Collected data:

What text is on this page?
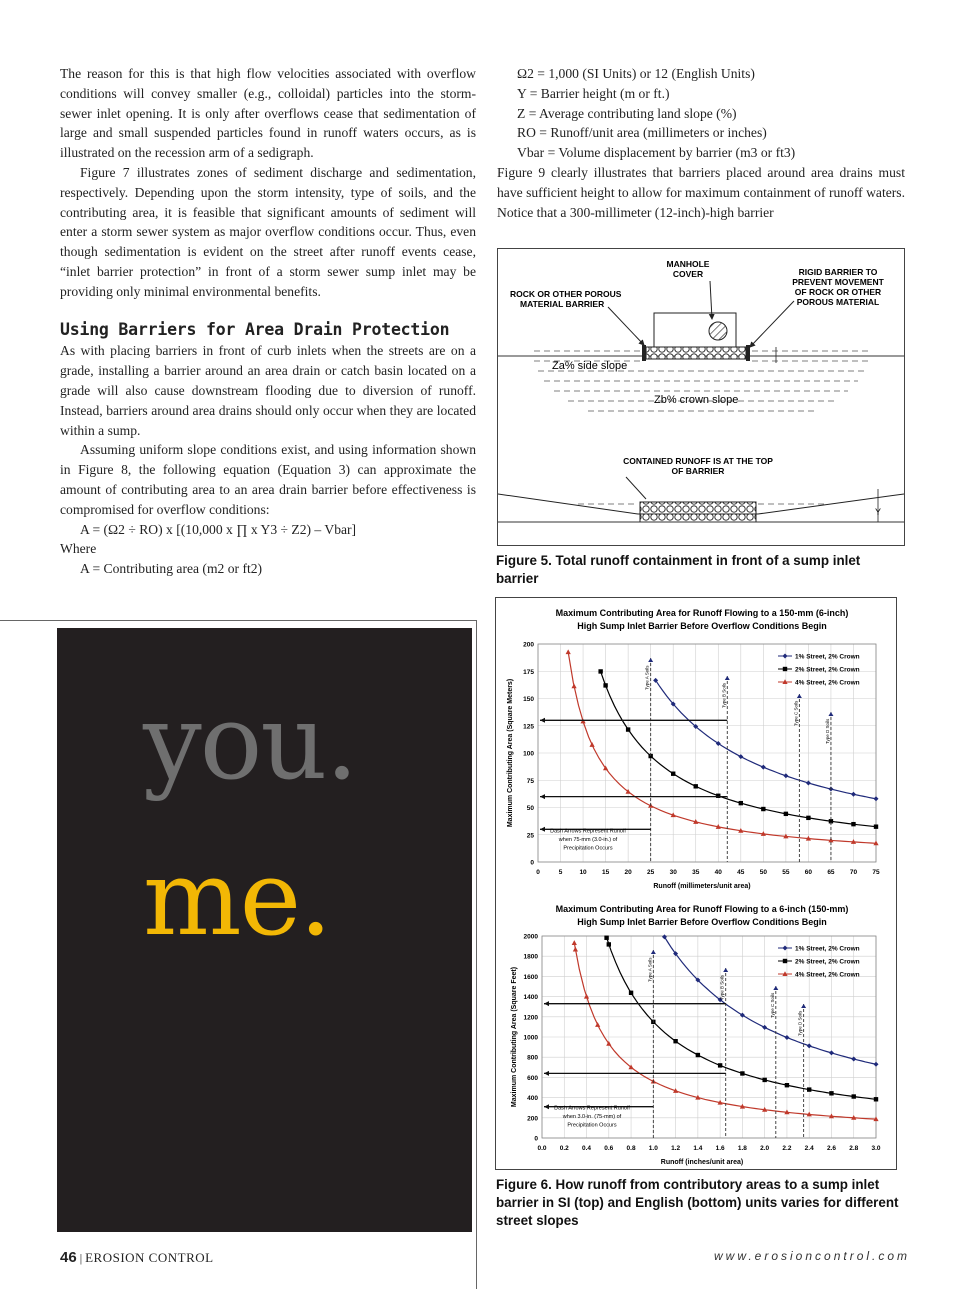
The reason for this is that high flow velocities associated with overflow conditions will convey smaller (e.g., colloidal) particles into the storm-sewer inlet opening. It is only after overflows cease that sedimentation of large and small suspended particles found in runoff waters occurs, as is illustrated on the recession arm of a sedigraph.

Figure 7 illustrates zones of sediment discharge and sedimentation, respectively. Depending upon the storm intensity, type of soils, and the contributing area, it is feasible that significant amounts of sediment will enter a storm sewer system as major overflow conditions occur. Thus, even though sedimentation is evident on the street after runoff events cease, “inlet barrier protection” in front of a storm sewer sump inlet may be providing only minimal environmental benefits.

Using Barriers for Area Drain Protection

As with placing barriers in front of curb inlets when the streets are on a grade, installing a barrier around an area drain or catch basin located on a grade will also cause downstream flooding due to diversion of runoff. Instead, barriers around area drains should only occur when they are located within a sump.

Assuming uniform slope conditions exist, and using information shown in Figure 8, the following equation (Equation 3) can approximate the amount of contributing area to an area drain barrier before effectiveness is compromised for overflow conditions:

A = (Ω2 ÷ RO) x [(10,000 x ∏ x Y3 ÷ Z2) – Vbar]
Where
A = Contributing area (m2 or ft2)
Ω2 = 1,000 (SI Units) or 12 (English Units)
Y = Barrier height (m or ft.)
Z = Average contributing land slope (%)
RO = Runoff/unit area (millimeters or inches)
Vbar = Volume displacement by barrier (m3 or ft3)

Figure 9 clearly illustrates that barriers placed around area drains must have sufficient height to allow for maximum containment of runoff waters. Notice that a 300-millimeter (12-inch)-high barrier

MANHOLE
COVER
ROCK OR OTHER POROUS
MATERIAL BARRIER
RIGID BARRIER TO
PREVENT MOVEMENT
OF ROCK OR OTHER
POROUS MATERIAL
Za% side slope
Zb% crown slope
CONTAINED RUNOFF IS AT THE TOP
OF BARRIER
Y
Figure 5. Total runoff containment in front of a sump inlet barrier
Maximum Contributing Area for Runoff Flowing to a 150-mm (6-inch)
High Sump Inlet Barrier Before Overflow Conditions Begin
0	5	10 15 20 25 30 35 40 45 50 55 60 65 70 75
0
25
50
75
100
125
150
175
200
Runoff (millimeters/unit area)
Maximum Contributing Area (Square Meters)
Type A Soils
Type B Soils
Type C Soils
Type D Soils
Dash Arrows Represent Runoff
when 75-mm (3.0-in.) of
Precipitation Occurs
1% Street, 2% Crown
2% Street, 2% Crown
4% Street, 2% Crown
Maximum Contributing Area for Runoff Flowing to a 6-inch (150-mm)
High Sump Inlet Barrier Before Overflow Conditions Begin
0.0 0.2 0.4 0.6 0.8 1.0 1.2 1.4 1.6 1.8 2.0 2.2 2.4 2.6 2.8 3.0
0
200
400
600
800
1000
1200
1400
1600
1800
2000
Runoff (inches/unit area)
Maximum Contributing Area (Square Feet)	Type A Soils
Type B Soils
Type C Soils
Type D Soils
Dash Arrows Represent Runoff
when 3.0-in. (75-mm) of
Precipitation Occurs
1% Street, 2% Crown
2% Street, 2% Crown
4% Street, 2% Crown
Figure 6. How runoff from contributory areas to a sump inlet barrier in SI (top) and English (bottom) units varies for different street slopes
you.
me.
46 | EROSION CONTROL	www.erosioncontrol.com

## [Exercise aim]
Say how many lines in the records hold "Vbar", with the number as the whole reply.

## [The output]
2